Data records:
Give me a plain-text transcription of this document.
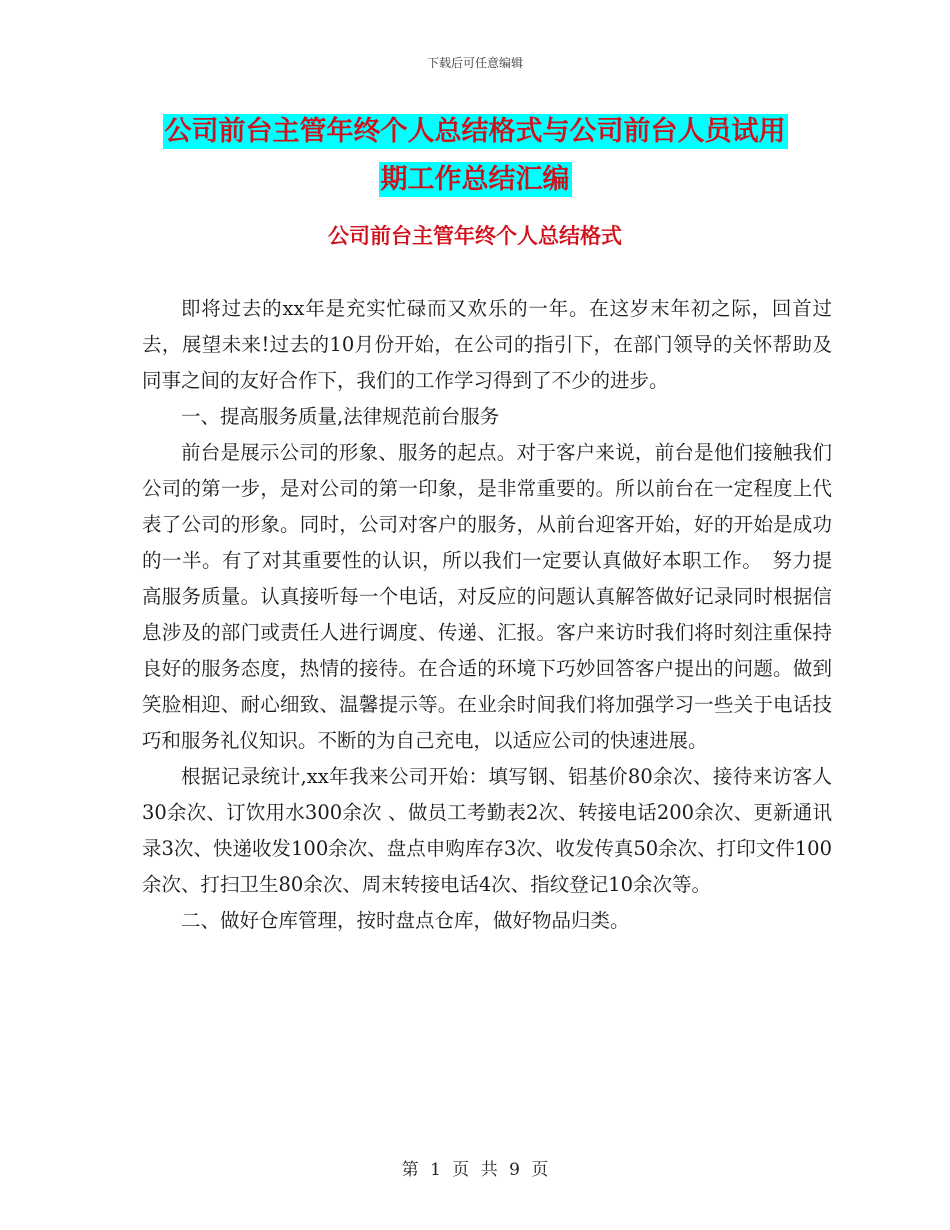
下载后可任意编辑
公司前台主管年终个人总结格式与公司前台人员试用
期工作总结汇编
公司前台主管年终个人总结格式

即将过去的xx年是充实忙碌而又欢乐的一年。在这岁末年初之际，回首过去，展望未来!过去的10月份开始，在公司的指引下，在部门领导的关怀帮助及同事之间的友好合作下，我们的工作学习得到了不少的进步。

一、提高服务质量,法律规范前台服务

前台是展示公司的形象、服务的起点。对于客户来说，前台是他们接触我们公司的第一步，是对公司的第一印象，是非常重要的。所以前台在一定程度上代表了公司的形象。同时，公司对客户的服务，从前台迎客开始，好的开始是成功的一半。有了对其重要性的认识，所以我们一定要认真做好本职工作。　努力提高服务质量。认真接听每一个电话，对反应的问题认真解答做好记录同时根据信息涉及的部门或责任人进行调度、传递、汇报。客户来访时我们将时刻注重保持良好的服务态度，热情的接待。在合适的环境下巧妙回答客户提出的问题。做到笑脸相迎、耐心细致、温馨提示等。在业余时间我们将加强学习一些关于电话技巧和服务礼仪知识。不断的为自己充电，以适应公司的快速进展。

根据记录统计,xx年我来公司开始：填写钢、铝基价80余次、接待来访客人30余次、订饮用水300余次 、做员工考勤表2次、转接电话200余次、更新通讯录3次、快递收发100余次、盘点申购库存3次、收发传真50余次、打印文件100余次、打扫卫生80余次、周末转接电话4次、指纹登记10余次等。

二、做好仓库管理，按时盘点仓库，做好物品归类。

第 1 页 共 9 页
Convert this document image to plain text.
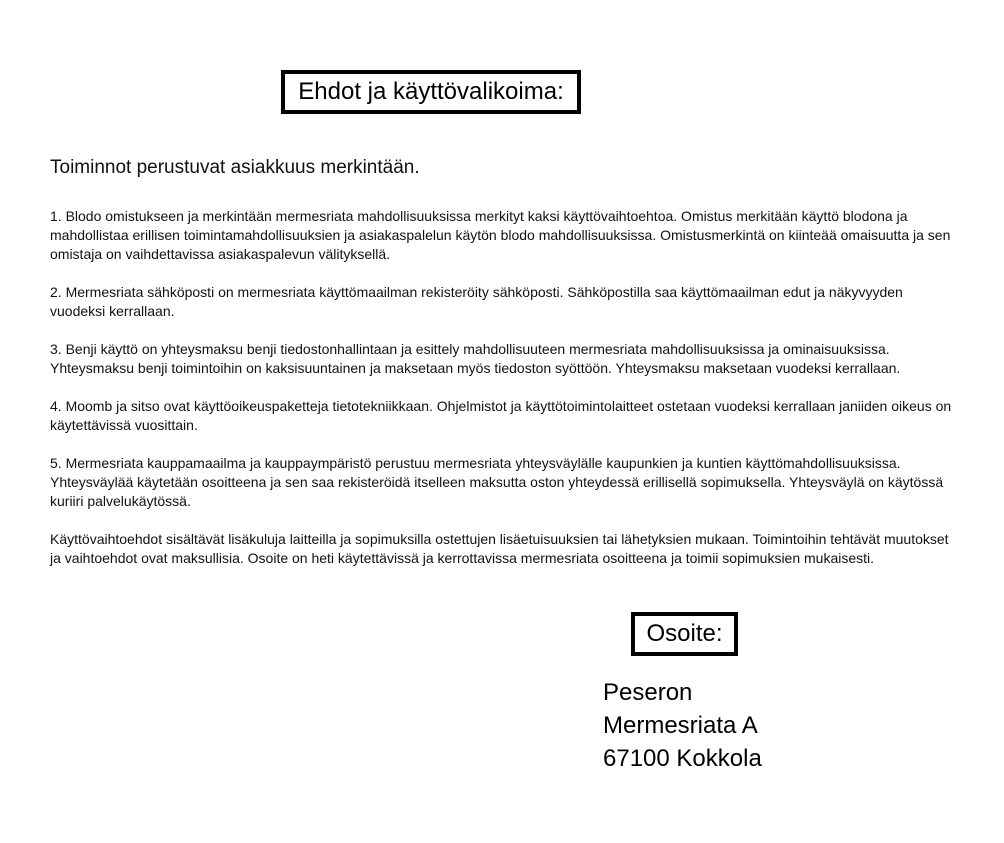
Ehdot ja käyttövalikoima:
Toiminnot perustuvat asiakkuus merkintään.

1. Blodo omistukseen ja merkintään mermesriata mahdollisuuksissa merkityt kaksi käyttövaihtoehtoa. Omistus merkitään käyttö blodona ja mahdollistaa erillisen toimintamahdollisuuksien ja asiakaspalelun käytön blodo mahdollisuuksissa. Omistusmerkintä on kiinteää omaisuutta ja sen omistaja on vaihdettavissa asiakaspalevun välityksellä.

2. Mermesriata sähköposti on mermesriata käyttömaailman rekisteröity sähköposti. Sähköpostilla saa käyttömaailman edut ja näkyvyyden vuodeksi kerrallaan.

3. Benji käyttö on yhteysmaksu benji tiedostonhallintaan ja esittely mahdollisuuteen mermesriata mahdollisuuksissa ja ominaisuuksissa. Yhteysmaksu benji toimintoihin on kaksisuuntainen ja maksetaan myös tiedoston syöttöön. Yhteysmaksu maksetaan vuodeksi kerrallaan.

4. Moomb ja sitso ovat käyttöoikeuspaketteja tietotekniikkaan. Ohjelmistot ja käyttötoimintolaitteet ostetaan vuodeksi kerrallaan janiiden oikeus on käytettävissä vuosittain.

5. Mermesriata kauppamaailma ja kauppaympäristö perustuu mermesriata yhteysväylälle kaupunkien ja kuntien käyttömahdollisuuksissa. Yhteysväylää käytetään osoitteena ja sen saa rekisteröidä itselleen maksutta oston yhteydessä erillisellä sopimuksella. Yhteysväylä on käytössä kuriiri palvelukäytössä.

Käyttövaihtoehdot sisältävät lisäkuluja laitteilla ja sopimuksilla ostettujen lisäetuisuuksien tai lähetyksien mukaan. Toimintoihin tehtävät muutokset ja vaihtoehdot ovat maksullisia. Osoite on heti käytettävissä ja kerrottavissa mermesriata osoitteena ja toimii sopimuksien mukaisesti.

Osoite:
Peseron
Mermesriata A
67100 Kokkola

- [Given exercise]:
From the listing, extract all text exactly as given and drop any picture.

- [Exercise result]:
Give me a plain-text transcription of this document.
下载后可任意编辑
公司前台主管年终个人总结格式与公司前台人员试用
期工作总结汇编
公司前台主管年终个人总结格式

即将过去的xx年是充实忙碌而又欢乐的一年。在这岁末年初之际，回首过去，展望未来!过去的10月份开始，在公司的指引下，在部门领导的关怀帮助及同事之间的友好合作下，我们的工作学习得到了不少的进步。

一、提高服务质量,法律规范前台服务

前台是展示公司的形象、服务的起点。对于客户来说，前台是他们接触我们公司的第一步，是对公司的第一印象，是非常重要的。所以前台在一定程度上代表了公司的形象。同时，公司对客户的服务，从前台迎客开始，好的开始是成功的一半。有了对其重要性的认识，所以我们一定要认真做好本职工作。　努力提高服务质量。认真接听每一个电话，对反应的问题认真解答做好记录同时根据信息涉及的部门或责任人进行调度、传递、汇报。客户来访时我们将时刻注重保持良好的服务态度，热情的接待。在合适的环境下巧妙回答客户提出的问题。做到笑脸相迎、耐心细致、温馨提示等。在业余时间我们将加强学习一些关于电话技巧和服务礼仪知识。不断的为自己充电，以适应公司的快速进展。

根据记录统计,xx年我来公司开始：填写钢、铝基价80余次、接待来访客人30余次、订饮用水300余次 、做员工考勤表2次、转接电话200余次、更新通讯录3次、快递收发100余次、盘点申购库存3次、收发传真50余次、打印文件100余次、打扫卫生80余次、周末转接电话4次、指纹登记10余次等。

二、做好仓库管理，按时盘点仓库，做好物品归类。

第 1 页 共 9 页
Convert this document image to plain text.
Ehdot ja käyttövalikoima:
Toiminnot perustuvat asiakkuus merkintään.

1. Blodo omistukseen ja merkintään mermesriata mahdollisuuksissa merkityt kaksi käyttövaihtoehtoa. Omistus merkitään käyttö blodona ja mahdollistaa erillisen toimintamahdollisuuksien ja asiakaspalelun käytön blodo mahdollisuuksissa. Omistusmerkintä on kiinteää omaisuutta ja sen omistaja on vaihdettavissa asiakaspalevun välityksellä.

2. Mermesriata sähköposti on mermesriata käyttömaailman rekisteröity sähköposti. Sähköpostilla saa käyttömaailman edut ja näkyvyyden vuodeksi kerrallaan.

3. Benji käyttö on yhteysmaksu benji tiedostonhallintaan ja esittely mahdollisuuteen mermesriata mahdollisuuksissa ja ominaisuuksissa. Yhteysmaksu benji toimintoihin on kaksisuuntainen ja maksetaan myös tiedoston syöttöön. Yhteysmaksu maksetaan vuodeksi kerrallaan.

4. Moomb ja sitso ovat käyttöoikeuspaketteja tietotekniikkaan. Ohjelmistot ja käyttötoimintolaitteet ostetaan vuodeksi kerrallaan janiiden oikeus on käytettävissä vuosittain.

5. Mermesriata kauppamaailma ja kauppaympäristö perustuu mermesriata yhteysväylälle kaupunkien ja kuntien käyttömahdollisuuksissa. Yhteysväylää käytetään osoitteena ja sen saa rekisteröidä itselleen maksutta oston yhteydessä erillisellä sopimuksella. Yhteysväylä on käytössä kuriiri palvelukäytössä.

Käyttövaihtoehdot sisältävät lisäkuluja laitteilla ja sopimuksilla ostettujen lisäetuisuuksien tai lähetyksien mukaan. Toimintoihin tehtävät muutokset ja vaihtoehdot ovat maksullisia. Osoite on heti käytettävissä ja kerrottavissa mermesriata osoitteena ja toimii sopimuksien mukaisesti.

Osoite:
Peseron
Mermesriata A
67100 Kokkola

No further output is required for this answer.